Task instructions. The listing below should be written out exactly; please include all of it.

• • • •

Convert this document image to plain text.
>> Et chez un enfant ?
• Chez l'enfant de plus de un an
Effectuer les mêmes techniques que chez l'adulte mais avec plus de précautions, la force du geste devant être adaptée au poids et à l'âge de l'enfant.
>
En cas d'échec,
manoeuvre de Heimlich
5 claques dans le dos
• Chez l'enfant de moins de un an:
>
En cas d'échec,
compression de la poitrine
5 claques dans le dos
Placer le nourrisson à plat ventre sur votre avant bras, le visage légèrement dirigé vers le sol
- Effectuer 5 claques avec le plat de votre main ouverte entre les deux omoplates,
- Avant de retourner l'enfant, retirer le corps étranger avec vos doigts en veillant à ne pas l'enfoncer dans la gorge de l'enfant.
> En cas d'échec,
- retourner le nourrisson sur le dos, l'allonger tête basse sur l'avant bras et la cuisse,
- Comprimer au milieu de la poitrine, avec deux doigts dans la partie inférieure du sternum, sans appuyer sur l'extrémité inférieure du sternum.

• • • •

Right answer.
Convert this document image to plain text.
>> Et chez un enfant ?
• Chez l'enfant de plus de un an
Effectuer les mêmes techniques que chez l'adulte mais avec plus de précautions, la force du geste devant être adaptée au poids et à l'âge de l'enfant.
>
En cas d'échec,
manoeuvre de Heimlich
5 claques dans le dos
• Chez l'enfant de moins de un an:
>
En cas d'échec,
compression de la poitrine
5 claques dans le dos
Placer le nourrisson à plat ventre sur votre avant bras, le visage légèrement dirigé vers le sol
- Effectuer 5 claques avec le plat de votre main ouverte entre les deux omoplates,
- Avant de retourner l'enfant, retirer le corps étranger avec vos doigts en veillant à ne pas l'enfoncer dans la gorge de l'enfant.
> En cas d'échec,
- retourner le nourrisson sur le dos, l'allonger tête basse sur l'avant bras et la cuisse,
- Comprimer au milieu de la poitrine, avec deux doigts dans la partie inférieure du sternum, sans appuyer sur l'extrémité inférieure du sternum.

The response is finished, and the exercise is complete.